### Exercise directions
Reproduce the records below in full and without edits, omitting images.

### Dataset extract

—————

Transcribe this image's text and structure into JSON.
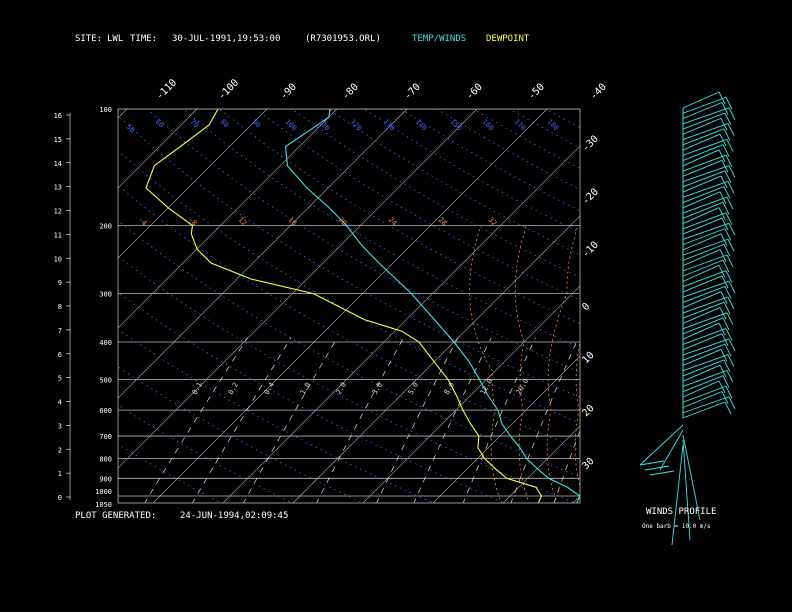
{
  "header": {
    "site_label": "SITE:",
    "site_value": "LWL",
    "time_label": "TIME:",
    "time_value": "30-JUL-1991,19:53:00",
    "file_name": "(R7301953.ORL)",
    "legend_temp": "TEMP/WINDS",
    "legend_dew": "DEWPOINT"
  },
  "footer": {
    "generated_label": "PLOT GENERATED:",
    "generated_value": "24-JUN-1994,02:09:45"
  },
  "winds_panel": {
    "title": "WINDS PROFILE",
    "note": "One barb = 10.0 m/s"
  },
  "colors": {
    "temp": "#33e6e6",
    "dew": "#ffff33",
    "isobar": "#bbbbbb",
    "isotherm": "#bbbbbb",
    "dry_adiabat": "#4466ff",
    "moist_adiabat": "#ff8844",
    "mixing_ratio": "#dddddd",
    "wind": "#33e6e6"
  },
  "chart_data": {
    "type": "line",
    "pressure_labels": [
      "100",
      "200",
      "300",
      "400",
      "500",
      "600",
      "700",
      "800",
      "900",
      "1000",
      "1050"
    ],
    "pressure_levels": [
      100,
      200,
      300,
      400,
      500,
      600,
      700,
      800,
      900,
      1000,
      1050
    ],
    "height_labels": [
      "16",
      "15",
      "14",
      "13",
      "12",
      "11",
      "10",
      "9",
      "8",
      "7",
      "6",
      "5",
      "4",
      "3",
      "2",
      "1",
      "0"
    ],
    "isotherm_labels_top": [
      "-110",
      "-100",
      "-90",
      "-80",
      "-70",
      "-60",
      "-50",
      "-40"
    ],
    "isotherm_labels_right": [
      "-30",
      "-20",
      "-10",
      "0",
      "10",
      "20",
      "30"
    ],
    "dry_adiabat_labels": [
      "50",
      "60",
      "70",
      "80",
      "90",
      "100",
      "110",
      "120",
      "130",
      "140",
      "150",
      "160",
      "170",
      "180"
    ],
    "mixing_ratio_labels": [
      "0.1",
      "0.2",
      "0.4",
      "1.0",
      "2.0",
      "3.0",
      "5.0",
      "8.0",
      "12.0",
      "20.0"
    ],
    "moist_adiabat_labels": [
      "-4",
      "-8",
      "12",
      "16",
      "20",
      "24",
      "28",
      "32"
    ],
    "series": [
      {
        "name": "TEMP/WINDS",
        "points": [
          [
            1040,
            20.5
          ],
          [
            1000,
            20.0
          ],
          [
            950,
            17.0
          ],
          [
            900,
            13.0
          ],
          [
            850,
            10.0
          ],
          [
            800,
            7.0
          ],
          [
            750,
            4.5
          ],
          [
            700,
            1.5
          ],
          [
            650,
            -1.5
          ],
          [
            600,
            -4.0
          ],
          [
            550,
            -7.5
          ],
          [
            500,
            -11.0
          ],
          [
            450,
            -15.0
          ],
          [
            400,
            -20.0
          ],
          [
            350,
            -26.0
          ],
          [
            300,
            -33.0
          ],
          [
            250,
            -42.0
          ],
          [
            225,
            -47.0
          ],
          [
            200,
            -52.0
          ],
          [
            180,
            -57.0
          ],
          [
            160,
            -63.0
          ],
          [
            140,
            -69.0
          ],
          [
            125,
            -72.0
          ],
          [
            115,
            -71.0
          ],
          [
            105,
            -70.0
          ],
          [
            100,
            -71.0
          ]
        ]
      },
      {
        "name": "DEWPOINT",
        "points": [
          [
            1040,
            15.0
          ],
          [
            1000,
            14.5
          ],
          [
            950,
            12.5
          ],
          [
            900,
            7.0
          ],
          [
            850,
            4.0
          ],
          [
            800,
            1.0
          ],
          [
            750,
            -1.5
          ],
          [
            700,
            -3.0
          ],
          [
            650,
            -6.0
          ],
          [
            600,
            -9.0
          ],
          [
            550,
            -12.0
          ],
          [
            500,
            -15.5
          ],
          [
            450,
            -20.0
          ],
          [
            400,
            -25.0
          ],
          [
            375,
            -29.0
          ],
          [
            350,
            -36.0
          ],
          [
            300,
            -47.0
          ],
          [
            275,
            -58.0
          ],
          [
            250,
            -66.0
          ],
          [
            230,
            -70.0
          ],
          [
            210,
            -73.0
          ],
          [
            200,
            -74.0
          ],
          [
            180,
            -80.0
          ],
          [
            160,
            -86.0
          ],
          [
            140,
            -88.0
          ],
          [
            125,
            -87.0
          ],
          [
            110,
            -86.0
          ],
          [
            100,
            -87.0
          ]
        ]
      }
    ],
    "wind_barbs_count": 60
  }
}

—————

### Result of this exercise
Transcribe this image's text and structure into JSON.
{
  "header": {
    "site_label": "SITE:",
    "site_value": "LWL",
    "time_label": "TIME:",
    "time_value": "30-JUL-1991,19:53:00",
    "file_name": "(R7301953.ORL)",
    "legend_temp": "TEMP/WINDS",
    "legend_dew": "DEWPOINT"
  },
  "footer": {
    "generated_label": "PLOT GENERATED:",
    "generated_value": "24-JUN-1994,02:09:45"
  },
  "winds_panel": {
    "title": "WINDS PROFILE",
    "note": "One barb = 10.0 m/s"
  },
  "colors": {
    "temp": "#33e6e6",
    "dew": "#ffff33",
    "isobar": "#bbbbbb",
    "isotherm": "#bbbbbb",
    "dry_adiabat": "#4466ff",
    "moist_adiabat": "#ff8844",
    "mixing_ratio": "#dddddd",
    "wind": "#33e6e6"
  },
  "chart_data": {
    "type": "line",
    "pressure_labels": [
      "100",
      "200",
      "300",
      "400",
      "500",
      "600",
      "700",
      "800",
      "900",
      "1000",
      "1050"
    ],
    "pressure_levels": [
      100,
      200,
      300,
      400,
      500,
      600,
      700,
      800,
      900,
      1000,
      1050
    ],
    "height_labels": [
      "16",
      "15",
      "14",
      "13",
      "12",
      "11",
      "10",
      "9",
      "8",
      "7",
      "6",
      "5",
      "4",
      "3",
      "2",
      "1",
      "0"
    ],
    "isotherm_labels_top": [
      "-110",
      "-100",
      "-90",
      "-80",
      "-70",
      "-60",
      "-50",
      "-40"
    ],
    "isotherm_labels_right": [
      "-30",
      "-20",
      "-10",
      "0",
      "10",
      "20",
      "30"
    ],
    "dry_adiabat_labels": [
      "50",
      "60",
      "70",
      "80",
      "90",
      "100",
      "110",
      "120",
      "130",
      "140",
      "150",
      "160",
      "170",
      "180"
    ],
    "mixing_ratio_labels": [
      "0.1",
      "0.2",
      "0.4",
      "1.0",
      "2.0",
      "3.0",
      "5.0",
      "8.0",
      "12.0",
      "20.0"
    ],
    "moist_adiabat_labels": [
      "-4",
      "-8",
      "12",
      "16",
      "20",
      "24",
      "28",
      "32"
    ],
    "series": [
      {
        "name": "TEMP/WINDS",
        "points": [
          [
            1040,
            20.5
          ],
          [
            1000,
            20.0
          ],
          [
            950,
            17.0
          ],
          [
            900,
            13.0
          ],
          [
            850,
            10.0
          ],
          [
            800,
            7.0
          ],
          [
            750,
            4.5
          ],
          [
            700,
            1.5
          ],
          [
            650,
            -1.5
          ],
          [
            600,
            -4.0
          ],
          [
            550,
            -7.5
          ],
          [
            500,
            -11.0
          ],
          [
            450,
            -15.0
          ],
          [
            400,
            -20.0
          ],
          [
            350,
            -26.0
          ],
          [
            300,
            -33.0
          ],
          [
            250,
            -42.0
          ],
          [
            225,
            -47.0
          ],
          [
            200,
            -52.0
          ],
          [
            180,
            -57.0
          ],
          [
            160,
            -63.0
          ],
          [
            140,
            -69.0
          ],
          [
            125,
            -72.0
          ],
          [
            115,
            -71.0
          ],
          [
            105,
            -70.0
          ],
          [
            100,
            -71.0
          ]
        ]
      },
      {
        "name": "DEWPOINT",
        "points": [
          [
            1040,
            15.0
          ],
          [
            1000,
            14.5
          ],
          [
            950,
            12.5
          ],
          [
            900,
            7.0
          ],
          [
            850,
            4.0
          ],
          [
            800,
            1.0
          ],
          [
            750,
            -1.5
          ],
          [
            700,
            -3.0
          ],
          [
            650,
            -6.0
          ],
          [
            600,
            -9.0
          ],
          [
            550,
            -12.0
          ],
          [
            500,
            -15.5
          ],
          [
            450,
            -20.0
          ],
          [
            400,
            -25.0
          ],
          [
            375,
            -29.0
          ],
          [
            350,
            -36.0
          ],
          [
            300,
            -47.0
          ],
          [
            275,
            -58.0
          ],
          [
            250,
            -66.0
          ],
          [
            230,
            -70.0
          ],
          [
            210,
            -73.0
          ],
          [
            200,
            -74.0
          ],
          [
            180,
            -80.0
          ],
          [
            160,
            -86.0
          ],
          [
            140,
            -88.0
          ],
          [
            125,
            -87.0
          ],
          [
            110,
            -86.0
          ],
          [
            100,
            -87.0
          ]
        ]
      }
    ],
    "wind_barbs_count": 60
  }
}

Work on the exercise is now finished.